> _The task_
Word for word, repeat the entries, minus the pictures.

> _Supplied information_
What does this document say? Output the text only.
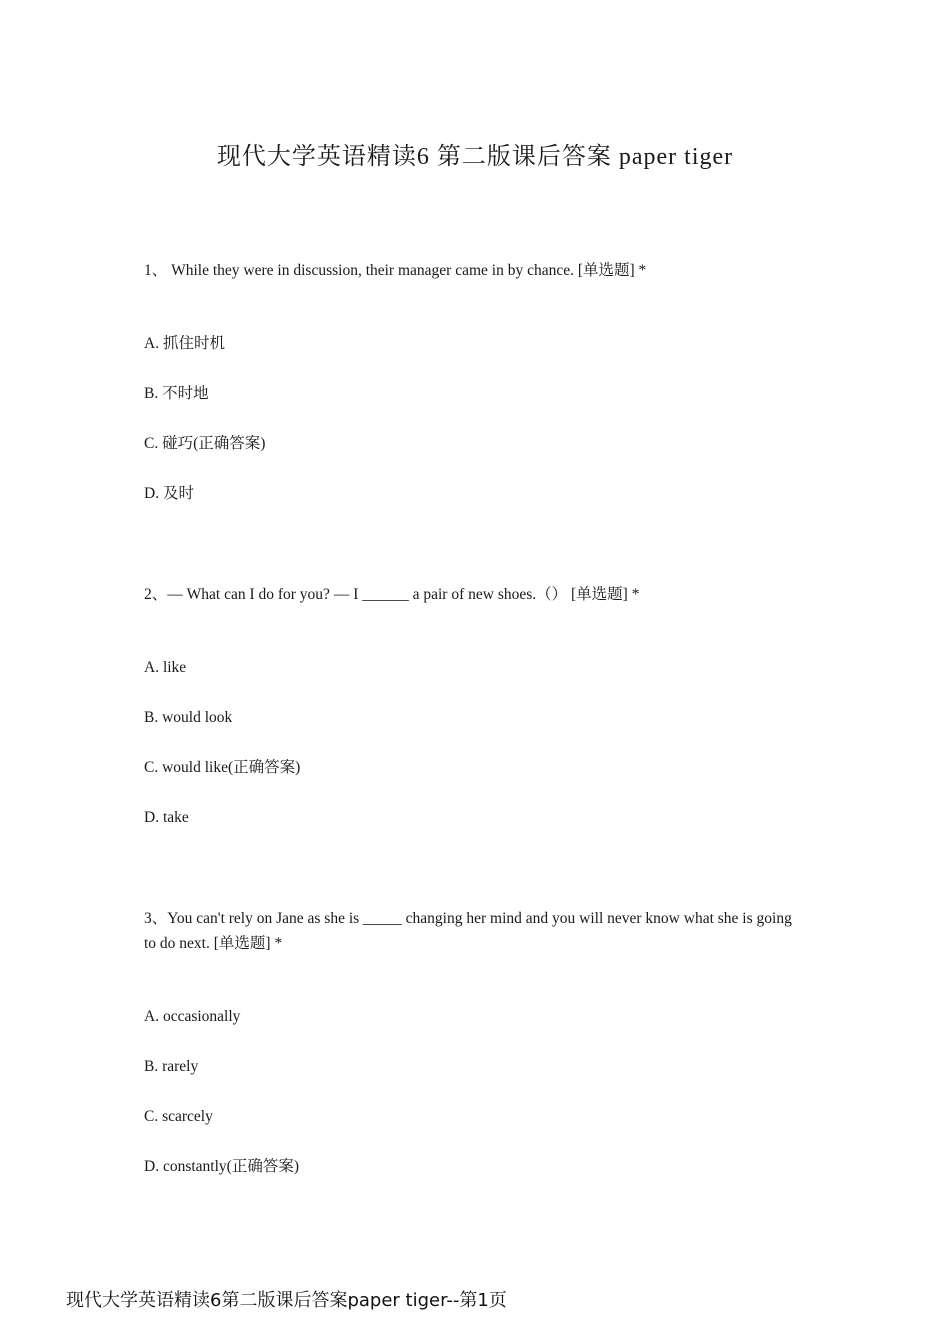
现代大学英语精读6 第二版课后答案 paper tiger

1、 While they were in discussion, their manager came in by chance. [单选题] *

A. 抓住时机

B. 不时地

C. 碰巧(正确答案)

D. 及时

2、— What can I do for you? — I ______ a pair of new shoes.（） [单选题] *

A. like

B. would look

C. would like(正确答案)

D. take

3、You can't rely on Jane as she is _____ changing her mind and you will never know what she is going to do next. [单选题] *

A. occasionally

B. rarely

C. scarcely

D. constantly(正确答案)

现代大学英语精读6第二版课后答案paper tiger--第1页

> _Response_
What does this document say? Output the text only.
现代大学英语精读6 第二版课后答案 paper tiger

1、 While they were in discussion, their manager came in by chance. [单选题] *

A. 抓住时机

B. 不时地

C. 碰巧(正确答案)

D. 及时

2、— What can I do for you? — I ______ a pair of new shoes.（） [单选题] *

A. like

B. would look

C. would like(正确答案)

D. take

3、You can't rely on Jane as she is _____ changing her mind and you will never know what she is going to do next. [单选题] *

A. occasionally

B. rarely

C. scarcely

D. constantly(正确答案)

现代大学英语精读6第二版课后答案paper tiger--第1页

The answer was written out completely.